WRITTEN REQUEST: For each line in the data below that holds "name", return a copy.

EXTRACTED MATERIAL:
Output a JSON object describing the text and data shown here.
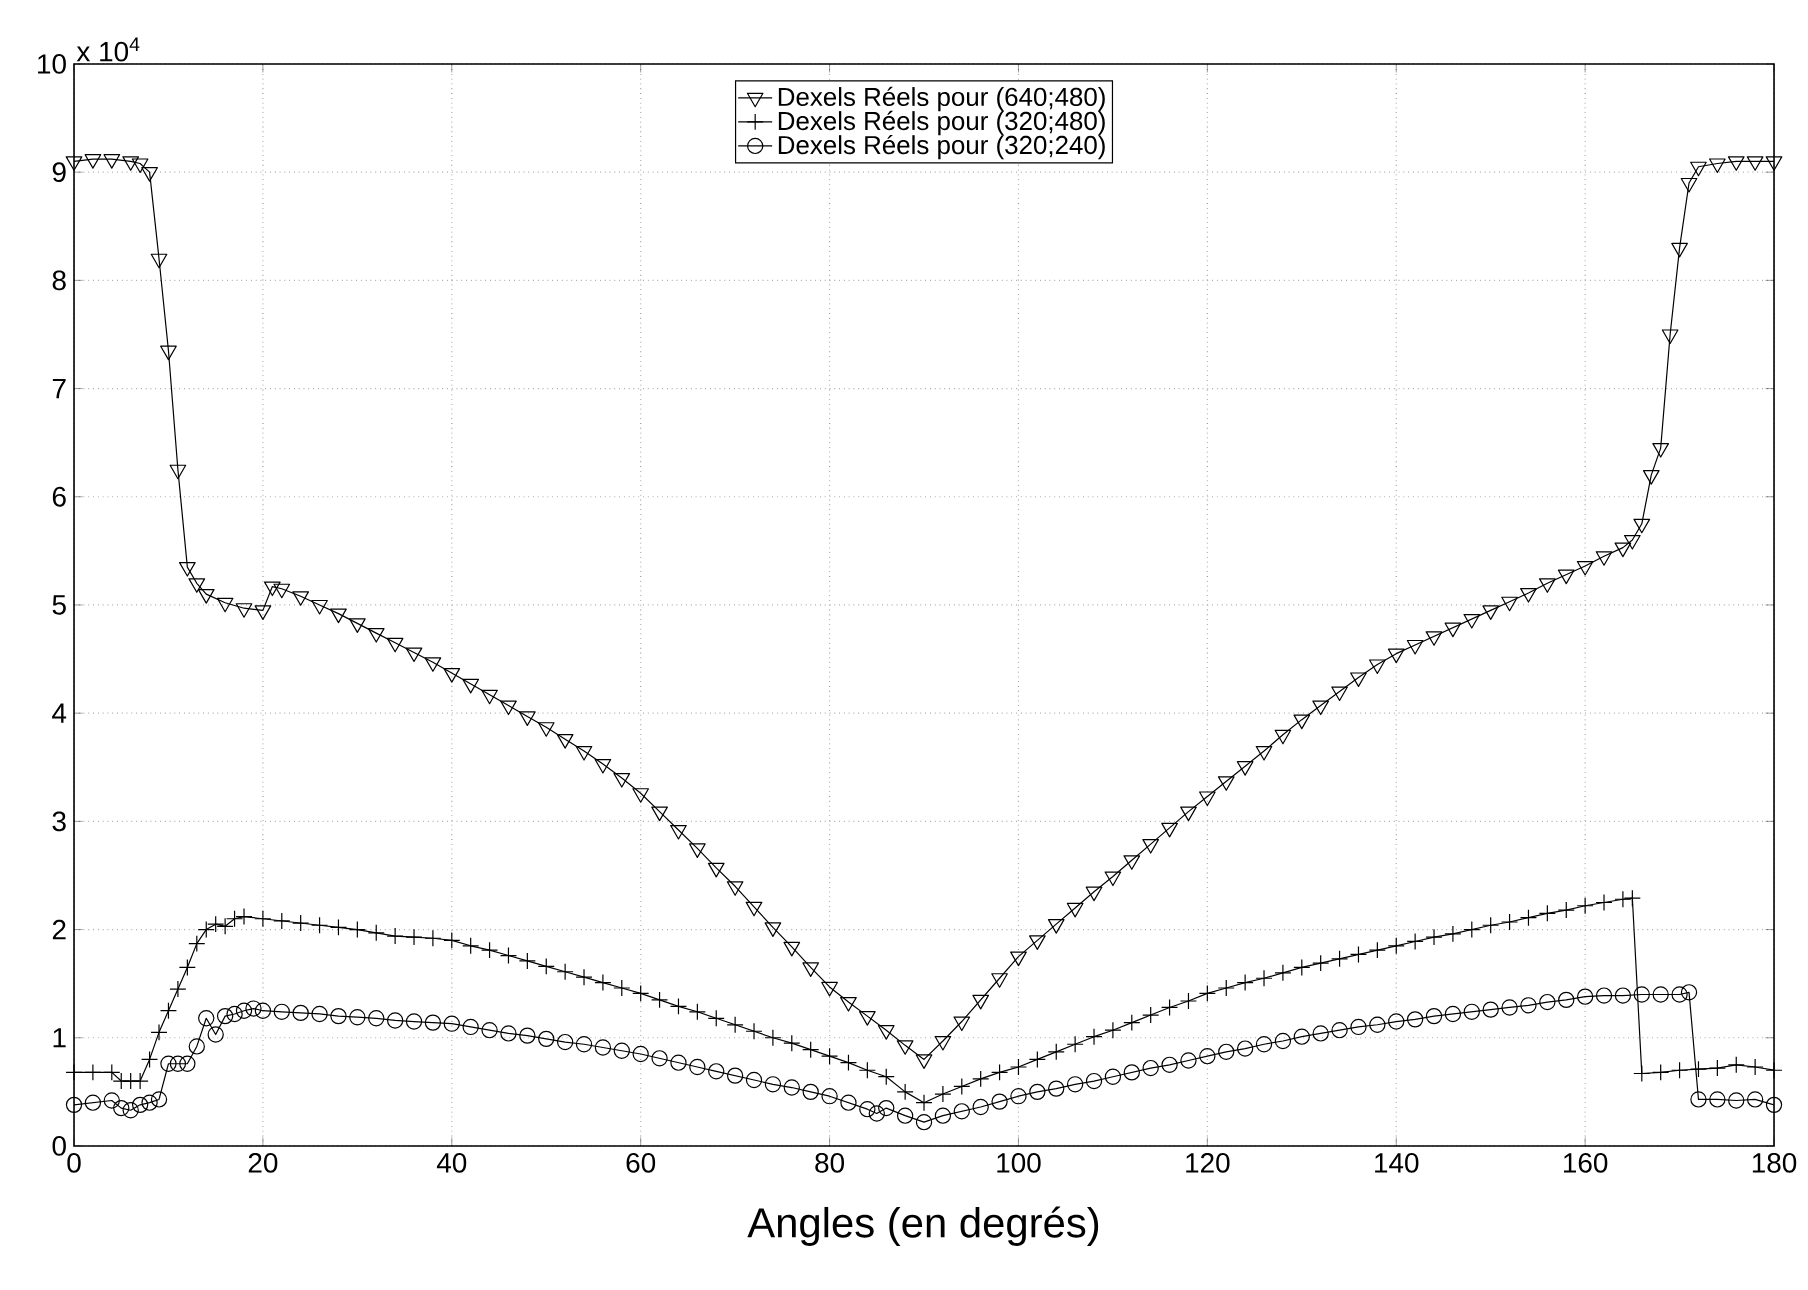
{
  "chart_data": {
    "type": "line",
    "xlabel": "Angles (en degrés)",
    "annotations": [
      "x 10$^{4}$"
    ],
    "xlim": [
      0,
      180
    ],
    "ylim": [
      0,
      10
    ],
    "xticks": [
      0,
      20,
      40,
      60,
      80,
      100,
      120,
      140,
      160,
      180
    ],
    "yticks": [
      0,
      1,
      2,
      3,
      4,
      5,
      6,
      7,
      8,
      9,
      10
    ],
    "grid": true,
    "legend": "top",
    "line_style": "solid",
    "series": [
      {
        "name": "Dexels Réels pour (640;480)",
        "color": "#000000",
        "marker": "triangle",
        "x": [
          0,
          2,
          4,
          6,
          7,
          8,
          9,
          10,
          11,
          12,
          13,
          14,
          16,
          18,
          20,
          21,
          22,
          24,
          26,
          28,
          30,
          32,
          34,
          36,
          38,
          40,
          42,
          44,
          46,
          48,
          50,
          52,
          54,
          56,
          58,
          60,
          62,
          64,
          66,
          68,
          70,
          72,
          74,
          76,
          78,
          80,
          82,
          84,
          86,
          88,
          90,
          92,
          94,
          96,
          98,
          100,
          102,
          104,
          106,
          108,
          110,
          112,
          114,
          116,
          118,
          120,
          122,
          124,
          126,
          128,
          130,
          132,
          134,
          136,
          138,
          140,
          142,
          144,
          146,
          148,
          150,
          152,
          154,
          156,
          158,
          160,
          162,
          164,
          165,
          166,
          167,
          168,
          169,
          170,
          171,
          172,
          174,
          176,
          178,
          180
        ],
        "values": [
          9.1,
          9.12,
          9.12,
          9.1,
          9.08,
          9.0,
          8.2,
          7.35,
          6.25,
          5.35,
          5.2,
          5.1,
          5.02,
          4.97,
          4.95,
          5.17,
          5.15,
          5.08,
          5.0,
          4.92,
          4.83,
          4.74,
          4.65,
          4.56,
          4.47,
          4.37,
          4.27,
          4.17,
          4.07,
          3.97,
          3.87,
          3.76,
          3.65,
          3.53,
          3.4,
          3.26,
          3.09,
          2.92,
          2.75,
          2.57,
          2.4,
          2.21,
          2.02,
          1.84,
          1.65,
          1.47,
          1.33,
          1.2,
          1.07,
          0.93,
          0.8,
          0.97,
          1.15,
          1.35,
          1.55,
          1.75,
          1.9,
          2.05,
          2.2,
          2.35,
          2.49,
          2.64,
          2.79,
          2.94,
          3.09,
          3.23,
          3.37,
          3.51,
          3.65,
          3.8,
          3.94,
          4.07,
          4.2,
          4.33,
          4.45,
          4.55,
          4.63,
          4.71,
          4.79,
          4.87,
          4.95,
          5.03,
          5.11,
          5.2,
          5.28,
          5.36,
          5.45,
          5.53,
          5.6,
          5.75,
          6.2,
          6.45,
          7.5,
          8.3,
          8.9,
          9.05,
          9.08,
          9.1,
          9.1,
          9.1
        ]
      },
      {
        "name": "Dexels Réels pour (320;480)",
        "color": "#000000",
        "marker": "cross",
        "x": [
          0,
          2,
          4,
          5,
          6,
          7,
          8,
          9,
          10,
          11,
          12,
          13,
          14,
          15,
          16,
          17,
          18,
          20,
          22,
          24,
          26,
          28,
          30,
          32,
          34,
          36,
          38,
          40,
          42,
          44,
          46,
          48,
          50,
          52,
          54,
          56,
          58,
          60,
          62,
          64,
          66,
          68,
          70,
          72,
          74,
          76,
          78,
          80,
          82,
          84,
          86,
          88,
          90,
          92,
          94,
          96,
          98,
          100,
          102,
          104,
          106,
          108,
          110,
          112,
          114,
          116,
          118,
          120,
          122,
          124,
          126,
          128,
          130,
          132,
          134,
          136,
          138,
          140,
          142,
          144,
          146,
          148,
          150,
          152,
          154,
          156,
          158,
          160,
          162,
          164,
          165,
          166,
          168,
          170,
          172,
          174,
          176,
          178,
          180
        ],
        "values": [
          0.68,
          0.68,
          0.68,
          0.6,
          0.6,
          0.6,
          0.8,
          1.05,
          1.25,
          1.45,
          1.65,
          1.87,
          2.0,
          2.05,
          2.03,
          2.1,
          2.12,
          2.1,
          2.08,
          2.06,
          2.04,
          2.02,
          2.0,
          1.97,
          1.94,
          1.93,
          1.92,
          1.9,
          1.85,
          1.81,
          1.76,
          1.71,
          1.66,
          1.61,
          1.56,
          1.51,
          1.46,
          1.41,
          1.35,
          1.29,
          1.24,
          1.18,
          1.12,
          1.06,
          1.0,
          0.95,
          0.89,
          0.83,
          0.77,
          0.7,
          0.64,
          0.5,
          0.4,
          0.48,
          0.55,
          0.62,
          0.68,
          0.73,
          0.8,
          0.87,
          0.94,
          1.01,
          1.07,
          1.14,
          1.21,
          1.28,
          1.34,
          1.41,
          1.46,
          1.51,
          1.55,
          1.6,
          1.65,
          1.69,
          1.73,
          1.77,
          1.81,
          1.85,
          1.89,
          1.93,
          1.96,
          2.0,
          2.04,
          2.07,
          2.11,
          2.15,
          2.18,
          2.22,
          2.25,
          2.28,
          2.29,
          0.67,
          0.68,
          0.7,
          0.71,
          0.72,
          0.75,
          0.73,
          0.7
        ]
      },
      {
        "name": "Dexels Réels pour (320;240)",
        "color": "#000000",
        "marker": "circle",
        "x": [
          0,
          2,
          4,
          5,
          6,
          7,
          8,
          9,
          10,
          11,
          12,
          13,
          14,
          15,
          16,
          17,
          18,
          19,
          20,
          22,
          24,
          26,
          28,
          30,
          32,
          34,
          36,
          38,
          40,
          42,
          44,
          46,
          48,
          50,
          52,
          54,
          56,
          58,
          60,
          62,
          64,
          66,
          68,
          70,
          72,
          74,
          76,
          78,
          80,
          82,
          84,
          85,
          86,
          88,
          90,
          92,
          94,
          96,
          98,
          100,
          102,
          104,
          106,
          108,
          110,
          112,
          114,
          116,
          118,
          120,
          122,
          124,
          126,
          128,
          130,
          132,
          134,
          136,
          138,
          140,
          142,
          144,
          146,
          148,
          150,
          152,
          154,
          156,
          158,
          160,
          162,
          164,
          166,
          168,
          170,
          171,
          172,
          174,
          176,
          178,
          180
        ],
        "values": [
          0.38,
          0.4,
          0.42,
          0.35,
          0.33,
          0.38,
          0.4,
          0.43,
          0.76,
          0.76,
          0.76,
          0.92,
          1.18,
          1.03,
          1.2,
          1.22,
          1.25,
          1.27,
          1.25,
          1.24,
          1.23,
          1.22,
          1.2,
          1.19,
          1.18,
          1.16,
          1.15,
          1.14,
          1.13,
          1.1,
          1.07,
          1.04,
          1.02,
          0.99,
          0.96,
          0.94,
          0.91,
          0.88,
          0.85,
          0.81,
          0.77,
          0.73,
          0.69,
          0.65,
          0.61,
          0.57,
          0.54,
          0.5,
          0.46,
          0.4,
          0.34,
          0.3,
          0.35,
          0.28,
          0.22,
          0.28,
          0.32,
          0.36,
          0.41,
          0.46,
          0.5,
          0.53,
          0.57,
          0.6,
          0.64,
          0.68,
          0.72,
          0.75,
          0.79,
          0.83,
          0.87,
          0.9,
          0.94,
          0.97,
          1.01,
          1.04,
          1.07,
          1.1,
          1.12,
          1.15,
          1.17,
          1.2,
          1.22,
          1.24,
          1.26,
          1.28,
          1.3,
          1.33,
          1.35,
          1.38,
          1.39,
          1.39,
          1.4,
          1.4,
          1.4,
          1.42,
          0.43,
          0.43,
          0.42,
          0.43,
          0.38
        ]
      }
    ]
  }
}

SOLUTION TO THIS TASK:
        "name": "Dexels Réels pour (640;480)",
        "name": "Dexels Réels pour (320;480)",
        "name": "Dexels Réels pour (320;240)",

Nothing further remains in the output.